Data extracted from a collection:
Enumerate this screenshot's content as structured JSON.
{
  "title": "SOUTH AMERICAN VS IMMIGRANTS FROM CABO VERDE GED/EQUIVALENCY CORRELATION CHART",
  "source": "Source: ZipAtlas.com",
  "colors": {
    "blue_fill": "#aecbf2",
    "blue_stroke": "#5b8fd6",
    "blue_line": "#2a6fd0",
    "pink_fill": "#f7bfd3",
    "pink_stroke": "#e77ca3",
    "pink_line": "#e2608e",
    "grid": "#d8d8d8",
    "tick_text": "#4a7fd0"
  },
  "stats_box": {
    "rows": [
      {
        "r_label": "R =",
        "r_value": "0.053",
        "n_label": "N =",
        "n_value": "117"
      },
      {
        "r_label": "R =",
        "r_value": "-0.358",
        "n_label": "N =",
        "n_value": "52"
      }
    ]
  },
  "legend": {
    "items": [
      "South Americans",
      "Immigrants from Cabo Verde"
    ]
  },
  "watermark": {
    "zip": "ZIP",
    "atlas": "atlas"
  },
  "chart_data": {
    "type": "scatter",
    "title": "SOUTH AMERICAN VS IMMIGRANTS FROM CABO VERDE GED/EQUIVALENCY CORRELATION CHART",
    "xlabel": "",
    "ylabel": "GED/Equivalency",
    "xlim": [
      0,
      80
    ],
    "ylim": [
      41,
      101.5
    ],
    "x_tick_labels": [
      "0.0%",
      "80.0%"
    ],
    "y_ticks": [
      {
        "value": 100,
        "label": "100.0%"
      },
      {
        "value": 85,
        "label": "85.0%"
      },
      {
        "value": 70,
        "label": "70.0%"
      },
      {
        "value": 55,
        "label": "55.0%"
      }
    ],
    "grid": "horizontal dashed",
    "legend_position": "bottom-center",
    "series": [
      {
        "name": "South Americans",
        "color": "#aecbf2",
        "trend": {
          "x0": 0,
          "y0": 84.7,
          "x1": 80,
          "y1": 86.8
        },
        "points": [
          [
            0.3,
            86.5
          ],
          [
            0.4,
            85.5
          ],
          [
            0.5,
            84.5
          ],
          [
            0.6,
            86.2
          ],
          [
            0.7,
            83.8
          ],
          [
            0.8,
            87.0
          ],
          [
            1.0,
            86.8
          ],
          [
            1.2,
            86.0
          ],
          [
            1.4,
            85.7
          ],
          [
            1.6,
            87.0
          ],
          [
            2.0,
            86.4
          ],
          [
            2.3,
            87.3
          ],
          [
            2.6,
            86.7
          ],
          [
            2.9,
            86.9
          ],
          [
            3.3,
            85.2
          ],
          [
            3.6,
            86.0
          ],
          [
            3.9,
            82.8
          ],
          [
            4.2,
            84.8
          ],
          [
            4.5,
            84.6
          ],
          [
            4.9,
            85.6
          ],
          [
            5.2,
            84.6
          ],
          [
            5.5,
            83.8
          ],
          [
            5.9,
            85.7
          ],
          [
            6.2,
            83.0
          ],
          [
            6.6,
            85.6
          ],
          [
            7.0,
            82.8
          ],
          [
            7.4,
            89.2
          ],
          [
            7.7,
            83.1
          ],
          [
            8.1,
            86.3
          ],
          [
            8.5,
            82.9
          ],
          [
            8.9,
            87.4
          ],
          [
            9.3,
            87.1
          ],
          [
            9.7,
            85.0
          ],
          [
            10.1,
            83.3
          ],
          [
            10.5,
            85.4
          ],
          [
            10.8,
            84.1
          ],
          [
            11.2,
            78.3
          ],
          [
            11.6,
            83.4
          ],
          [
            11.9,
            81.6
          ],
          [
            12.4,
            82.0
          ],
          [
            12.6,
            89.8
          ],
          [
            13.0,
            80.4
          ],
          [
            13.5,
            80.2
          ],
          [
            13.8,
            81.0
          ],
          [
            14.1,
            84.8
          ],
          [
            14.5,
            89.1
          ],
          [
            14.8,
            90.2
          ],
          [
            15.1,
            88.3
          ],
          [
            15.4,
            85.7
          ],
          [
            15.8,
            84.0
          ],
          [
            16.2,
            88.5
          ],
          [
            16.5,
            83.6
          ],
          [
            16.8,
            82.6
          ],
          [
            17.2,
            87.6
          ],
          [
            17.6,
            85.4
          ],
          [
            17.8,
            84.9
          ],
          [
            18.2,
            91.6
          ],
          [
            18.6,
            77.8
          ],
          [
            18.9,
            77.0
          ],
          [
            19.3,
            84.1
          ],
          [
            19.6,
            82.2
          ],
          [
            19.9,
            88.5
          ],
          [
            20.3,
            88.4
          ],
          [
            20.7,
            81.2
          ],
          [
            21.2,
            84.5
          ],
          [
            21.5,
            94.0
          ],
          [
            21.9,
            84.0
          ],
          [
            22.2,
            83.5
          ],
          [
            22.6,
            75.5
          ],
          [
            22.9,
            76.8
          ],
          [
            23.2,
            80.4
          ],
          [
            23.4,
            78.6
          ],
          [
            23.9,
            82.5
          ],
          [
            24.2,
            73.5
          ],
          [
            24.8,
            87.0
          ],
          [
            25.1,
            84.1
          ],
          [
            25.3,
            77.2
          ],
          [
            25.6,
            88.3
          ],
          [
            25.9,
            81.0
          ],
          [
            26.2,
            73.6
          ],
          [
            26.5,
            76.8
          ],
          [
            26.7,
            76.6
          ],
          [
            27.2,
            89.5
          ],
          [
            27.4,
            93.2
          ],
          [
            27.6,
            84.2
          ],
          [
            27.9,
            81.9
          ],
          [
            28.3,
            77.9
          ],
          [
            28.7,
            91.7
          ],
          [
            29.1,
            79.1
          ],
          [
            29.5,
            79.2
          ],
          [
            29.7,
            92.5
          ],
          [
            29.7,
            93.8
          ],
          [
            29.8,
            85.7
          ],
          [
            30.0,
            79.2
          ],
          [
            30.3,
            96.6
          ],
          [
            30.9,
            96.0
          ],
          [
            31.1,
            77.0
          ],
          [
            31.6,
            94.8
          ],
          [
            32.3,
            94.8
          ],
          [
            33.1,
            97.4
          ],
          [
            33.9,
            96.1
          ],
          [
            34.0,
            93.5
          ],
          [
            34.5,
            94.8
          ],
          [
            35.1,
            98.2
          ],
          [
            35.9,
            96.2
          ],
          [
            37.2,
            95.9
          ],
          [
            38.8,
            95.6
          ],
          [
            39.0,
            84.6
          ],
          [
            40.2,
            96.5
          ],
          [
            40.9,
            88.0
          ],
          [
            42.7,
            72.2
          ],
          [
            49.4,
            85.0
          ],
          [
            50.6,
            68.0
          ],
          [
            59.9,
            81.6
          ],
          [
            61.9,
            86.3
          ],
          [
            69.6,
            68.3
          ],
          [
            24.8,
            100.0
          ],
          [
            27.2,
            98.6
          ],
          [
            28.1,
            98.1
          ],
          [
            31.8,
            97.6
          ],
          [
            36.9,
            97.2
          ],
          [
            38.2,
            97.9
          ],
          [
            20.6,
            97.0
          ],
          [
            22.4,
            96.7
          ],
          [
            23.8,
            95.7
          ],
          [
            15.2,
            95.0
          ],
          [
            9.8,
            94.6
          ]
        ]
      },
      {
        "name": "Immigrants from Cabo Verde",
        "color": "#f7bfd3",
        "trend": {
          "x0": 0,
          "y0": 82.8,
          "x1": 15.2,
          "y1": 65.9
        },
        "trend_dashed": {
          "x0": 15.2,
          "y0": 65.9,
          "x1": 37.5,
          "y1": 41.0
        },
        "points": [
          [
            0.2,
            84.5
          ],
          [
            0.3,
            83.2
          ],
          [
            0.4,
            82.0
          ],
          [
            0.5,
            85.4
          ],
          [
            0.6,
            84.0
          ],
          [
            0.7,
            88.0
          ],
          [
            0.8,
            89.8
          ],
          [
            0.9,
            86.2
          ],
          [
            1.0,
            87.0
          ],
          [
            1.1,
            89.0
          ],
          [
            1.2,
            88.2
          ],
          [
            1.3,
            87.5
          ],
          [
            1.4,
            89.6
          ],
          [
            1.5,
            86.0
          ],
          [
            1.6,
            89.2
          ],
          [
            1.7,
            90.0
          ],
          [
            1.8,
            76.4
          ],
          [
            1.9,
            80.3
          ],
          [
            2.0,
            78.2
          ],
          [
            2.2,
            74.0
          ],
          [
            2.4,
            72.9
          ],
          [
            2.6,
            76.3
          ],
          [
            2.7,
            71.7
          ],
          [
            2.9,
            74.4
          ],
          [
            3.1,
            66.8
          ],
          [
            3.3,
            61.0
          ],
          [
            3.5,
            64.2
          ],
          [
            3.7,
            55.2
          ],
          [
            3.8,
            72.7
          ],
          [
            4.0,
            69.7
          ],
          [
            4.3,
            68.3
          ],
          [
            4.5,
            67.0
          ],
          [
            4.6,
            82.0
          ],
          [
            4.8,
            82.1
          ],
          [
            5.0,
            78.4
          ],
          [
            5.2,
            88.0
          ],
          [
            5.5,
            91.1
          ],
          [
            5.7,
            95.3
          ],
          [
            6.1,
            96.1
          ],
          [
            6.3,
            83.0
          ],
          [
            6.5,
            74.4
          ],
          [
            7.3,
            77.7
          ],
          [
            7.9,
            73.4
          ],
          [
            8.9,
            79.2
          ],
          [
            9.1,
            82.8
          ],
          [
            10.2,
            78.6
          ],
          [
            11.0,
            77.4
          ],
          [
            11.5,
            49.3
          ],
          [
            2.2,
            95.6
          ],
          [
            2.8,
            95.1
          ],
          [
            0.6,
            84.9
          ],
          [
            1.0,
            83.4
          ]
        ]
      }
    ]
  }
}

#### EXERCISE AIM
Where a line of the data holds "name", show that line.

#### EXERCISE OUTPUT
        "name": "South Americans",
        "name": "Immigrants from Cabo Verde",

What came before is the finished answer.